• _Prompt_: Without the pictures, return each record as it appears.

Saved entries
——————————

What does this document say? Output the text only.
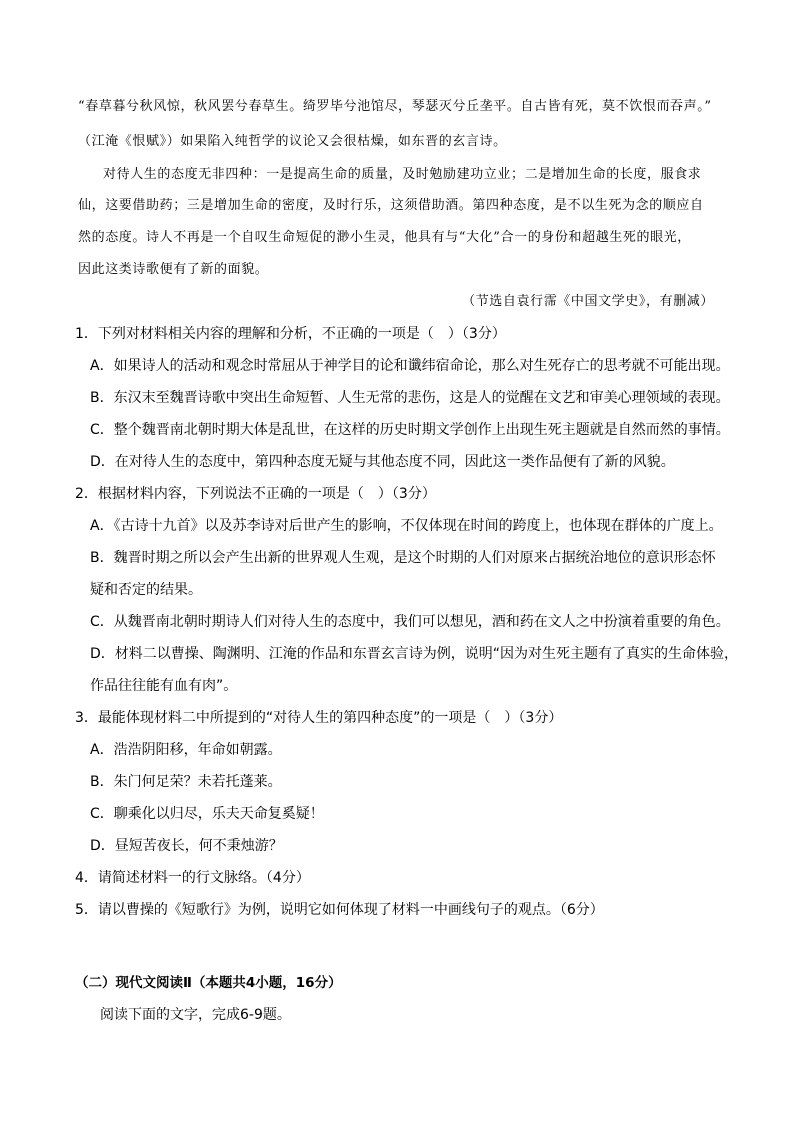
“春草暮兮秋风惊，秋风罢兮春草生。绮罗毕兮池馆尽，琴瑟灭兮丘垄平。自古皆有死，莫不饮恨而吞声。”
（江淹《恨赋》）如果陷入纯哲学的议论又会很枯燥，如东晋的玄言诗。
对待人生的态度无非四种：一是提高生命的质量，及时勉励建功立业；二是增加生命的长度，服食求
仙，这要借助药；三是增加生命的密度，及时行乐，这须借助酒。第四种态度，是不以生死为念的顺应自
然的态度。诗人不再是一个自叹生命短促的渺小生灵，他具有与“大化”合一的身份和超越生死的眼光，
因此这类诗歌便有了新的面貌。
（节选自袁行霈《中国文学史》，有删减）
1．下列对材料相关内容的理解和分析，不正确的一项是（　）（3分）
A．如果诗人的活动和观念时常屈从于神学目的论和谶纬宿命论，那么对生死存亡的思考就不可能出现。
B．东汉末至魏晋诗歌中突出生命短暂、人生无常的悲伤，这是人的觉醒在文艺和审美心理领域的表现。
C．整个魏晋南北朝时期大体是乱世，在这样的历史时期文学创作上出现生死主题就是自然而然的事情。
D．在对待人生的态度中，第四种态度无疑与其他态度不同，因此这一类作品便有了新的风貌。
2．根据材料内容，下列说法不正确的一项是（　）（3分）
A．《古诗十九首》以及苏李诗对后世产生的影响，不仅体现在时间的跨度上，也体现在群体的广度上。
B．魏晋时期之所以会产生出新的世界观人生观，是这个时期的人们对原来占据统治地位的意识形态怀
疑和否定的结果。
C．从魏晋南北朝时期诗人们对待人生的态度中，我们可以想见，酒和药在文人之中扮演着重要的角色。
D．材料二以曹操、陶渊明、江淹的作品和东晋玄言诗为例，说明“因为对生死主题有了真实的生命体验，
作品往往能有血有肉”。
3．最能体现材料二中所提到的“对待人生的第四种态度”的一项是（　）（3分）
A．浩浩阴阳移，年命如朝露。
B．朱门何足荣？未若托蓬莱。
C．聊乘化以归尽，乐夫天命复奚疑！
D．昼短苦夜长，何不秉烛游？
4．请简述材料一的行文脉络。（4分）
5．请以曹操的《短歌行》为例，说明它如何体现了材料一中画线句子的观点。（6分）
（二）现代文阅读Ⅱ（本题共4小题，16分）
阅读下面的文字，完成6-9题。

——————————

• _Exercise answer_:
What does this document say? Output the text only.
“春草暮兮秋风惊，秋风罢兮春草生。绮罗毕兮池馆尽，琴瑟灭兮丘垄平。自古皆有死，莫不饮恨而吞声。”
（江淹《恨赋》）如果陷入纯哲学的议论又会很枯燥，如东晋的玄言诗。
对待人生的态度无非四种：一是提高生命的质量，及时勉励建功立业；二是增加生命的长度，服食求
仙，这要借助药；三是增加生命的密度，及时行乐，这须借助酒。第四种态度，是不以生死为念的顺应自
然的态度。诗人不再是一个自叹生命短促的渺小生灵，他具有与“大化”合一的身份和超越生死的眼光，
因此这类诗歌便有了新的面貌。
（节选自袁行霈《中国文学史》，有删减）
1．下列对材料相关内容的理解和分析，不正确的一项是（　）（3分）
A．如果诗人的活动和观念时常屈从于神学目的论和谶纬宿命论，那么对生死存亡的思考就不可能出现。
B．东汉末至魏晋诗歌中突出生命短暂、人生无常的悲伤，这是人的觉醒在文艺和审美心理领域的表现。
C．整个魏晋南北朝时期大体是乱世，在这样的历史时期文学创作上出现生死主题就是自然而然的事情。
D．在对待人生的态度中，第四种态度无疑与其他态度不同，因此这一类作品便有了新的风貌。
2．根据材料内容，下列说法不正确的一项是（　）（3分）
A．《古诗十九首》以及苏李诗对后世产生的影响，不仅体现在时间的跨度上，也体现在群体的广度上。
B．魏晋时期之所以会产生出新的世界观人生观，是这个时期的人们对原来占据统治地位的意识形态怀
疑和否定的结果。
C．从魏晋南北朝时期诗人们对待人生的态度中，我们可以想见，酒和药在文人之中扮演着重要的角色。
D．材料二以曹操、陶渊明、江淹的作品和东晋玄言诗为例，说明“因为对生死主题有了真实的生命体验，
作品往往能有血有肉”。
3．最能体现材料二中所提到的“对待人生的第四种态度”的一项是（　）（3分）
A．浩浩阴阳移，年命如朝露。
B．朱门何足荣？未若托蓬莱。
C．聊乘化以归尽，乐夫天命复奚疑！
D．昼短苦夜长，何不秉烛游？
4．请简述材料一的行文脉络。（4分）
5．请以曹操的《短歌行》为例，说明它如何体现了材料一中画线句子的观点。（6分）
（二）现代文阅读Ⅱ（本题共4小题，16分）
阅读下面的文字，完成6-9题。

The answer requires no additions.